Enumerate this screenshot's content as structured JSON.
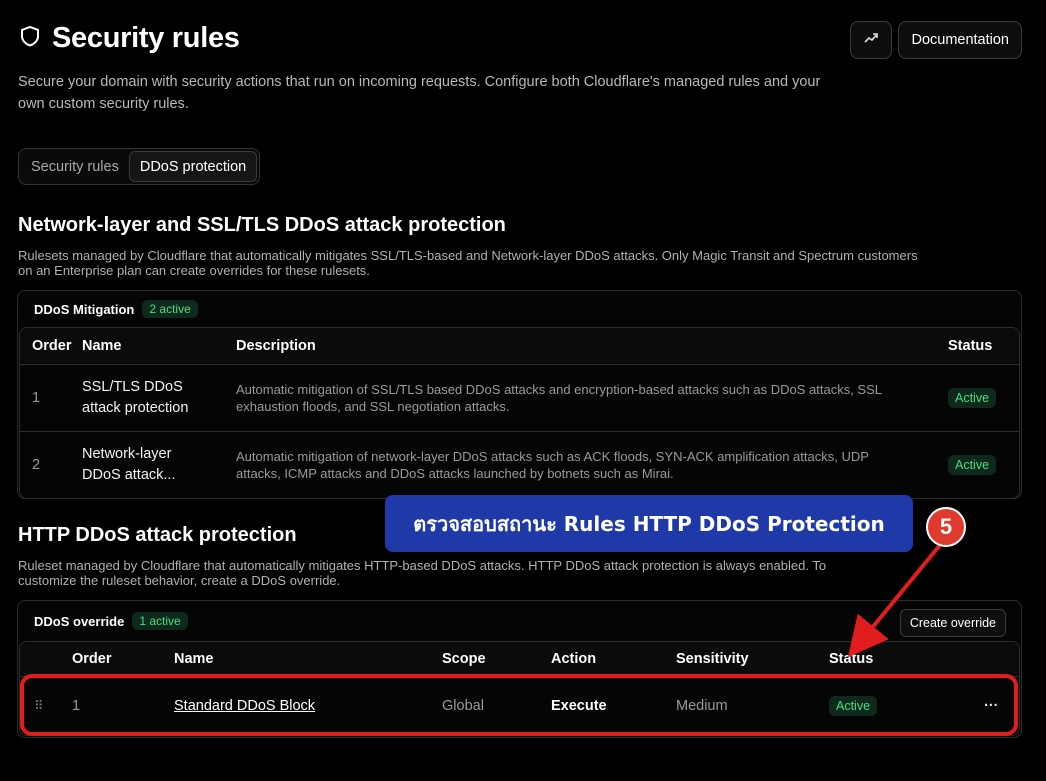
{
  "header": {
    "title": "Security rules",
    "subtitle": "Secure your domain with security actions that run on incoming requests. Configure both Cloudflare's managed rules and your own custom security rules.",
    "documentation_label": "Documentation"
  },
  "tabs": [
    {
      "label": "Security rules",
      "active": false
    },
    {
      "label": "DDoS protection",
      "active": true
    }
  ],
  "network_section": {
    "title": "Network-layer and SSL/TLS DDoS attack protection",
    "description": "Rulesets managed by Cloudflare that automatically mitigates SSL/TLS-based and Network-layer DDoS attacks. Only Magic Transit and Spectrum customers on an Enterprise plan can create overrides for these rulesets.",
    "card_name": "DDoS Mitigation",
    "badge": "2 active",
    "columns": {
      "order": "Order",
      "name": "Name",
      "description": "Description",
      "status": "Status"
    },
    "rows": [
      {
        "order": "1",
        "name_line1": "SSL/TLS DDoS",
        "name_line2": "attack protection",
        "description": "Automatic mitigation of SSL/TLS based DDoS attacks and encryption-based attacks such as DDoS attacks, SSL exhaustion floods, and SSL negotiation attacks.",
        "status": "Active"
      },
      {
        "order": "2",
        "name_line1": "Network-layer",
        "name_line2": "DDoS attack...",
        "description": "Automatic mitigation of network-layer DDoS attacks such as ACK floods, SYN-ACK amplification attacks, UDP attacks, ICMP attacks and DDoS attacks launched by botnets such as Mirai.",
        "status": "Active"
      }
    ]
  },
  "http_section": {
    "title": "HTTP DDoS attack protection",
    "description": "Ruleset managed by Cloudflare that automatically mitigates HTTP-based DDoS attacks. HTTP DDoS attack protection is always enabled. To customize the ruleset behavior, create a DDoS override.",
    "card_name": "DDoS override",
    "badge": "1 active",
    "create_button": "Create override",
    "columns": {
      "order": "Order",
      "name": "Name",
      "scope": "Scope",
      "action": "Action",
      "sensitivity": "Sensitivity",
      "status": "Status"
    },
    "rows": [
      {
        "order": "1",
        "name": "Standard DDoS Block",
        "scope": "Global",
        "action": "Execute",
        "sensitivity": "Medium",
        "status": "Active",
        "menu": "···"
      }
    ]
  },
  "annotation": {
    "callout_text": "ตรวจสอบสถานะ Rules HTTP DDoS Protection",
    "step_number": "5",
    "highlight_color": "#e11d1d",
    "callout_color": "#1f3aa8"
  },
  "colors": {
    "background": "#000000",
    "active_green": "#4ade80",
    "badge_bg": "#0f2a1c"
  }
}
---*---
**GOAL**
Without the pictures, restate all the entries above exactly.

**CORRECT RESULT**
Enumerate this screenshot's content as structured JSON.
{
  "header": {
    "title": "Security rules",
    "subtitle": "Secure your domain with security actions that run on incoming requests. Configure both Cloudflare's managed rules and your own custom security rules.",
    "documentation_label": "Documentation"
  },
  "tabs": [
    {
      "label": "Security rules",
      "active": false
    },
    {
      "label": "DDoS protection",
      "active": true
    }
  ],
  "network_section": {
    "title": "Network-layer and SSL/TLS DDoS attack protection",
    "description": "Rulesets managed by Cloudflare that automatically mitigates SSL/TLS-based and Network-layer DDoS attacks. Only Magic Transit and Spectrum customers on an Enterprise plan can create overrides for these rulesets.",
    "card_name": "DDoS Mitigation",
    "badge": "2 active",
    "columns": {
      "order": "Order",
      "name": "Name",
      "description": "Description",
      "status": "Status"
    },
    "rows": [
      {
        "order": "1",
        "name_line1": "SSL/TLS DDoS",
        "name_line2": "attack protection",
        "description": "Automatic mitigation of SSL/TLS based DDoS attacks and encryption-based attacks such as DDoS attacks, SSL exhaustion floods, and SSL negotiation attacks.",
        "status": "Active"
      },
      {
        "order": "2",
        "name_line1": "Network-layer",
        "name_line2": "DDoS attack...",
        "description": "Automatic mitigation of network-layer DDoS attacks such as ACK floods, SYN-ACK amplification attacks, UDP attacks, ICMP attacks and DDoS attacks launched by botnets such as Mirai.",
        "status": "Active"
      }
    ]
  },
  "http_section": {
    "title": "HTTP DDoS attack protection",
    "description": "Ruleset managed by Cloudflare that automatically mitigates HTTP-based DDoS attacks. HTTP DDoS attack protection is always enabled. To customize the ruleset behavior, create a DDoS override.",
    "card_name": "DDoS override",
    "badge": "1 active",
    "create_button": "Create override",
    "columns": {
      "order": "Order",
      "name": "Name",
      "scope": "Scope",
      "action": "Action",
      "sensitivity": "Sensitivity",
      "status": "Status"
    },
    "rows": [
      {
        "order": "1",
        "name": "Standard DDoS Block",
        "scope": "Global",
        "action": "Execute",
        "sensitivity": "Medium",
        "status": "Active",
        "menu": "···"
      }
    ]
  },
  "annotation": {
    "callout_text": "ตรวจสอบสถานะ Rules HTTP DDoS Protection",
    "step_number": "5",
    "highlight_color": "#e11d1d",
    "callout_color": "#1f3aa8"
  },
  "colors": {
    "background": "#000000",
    "active_green": "#4ade80",
    "badge_bg": "#0f2a1c"
  }
}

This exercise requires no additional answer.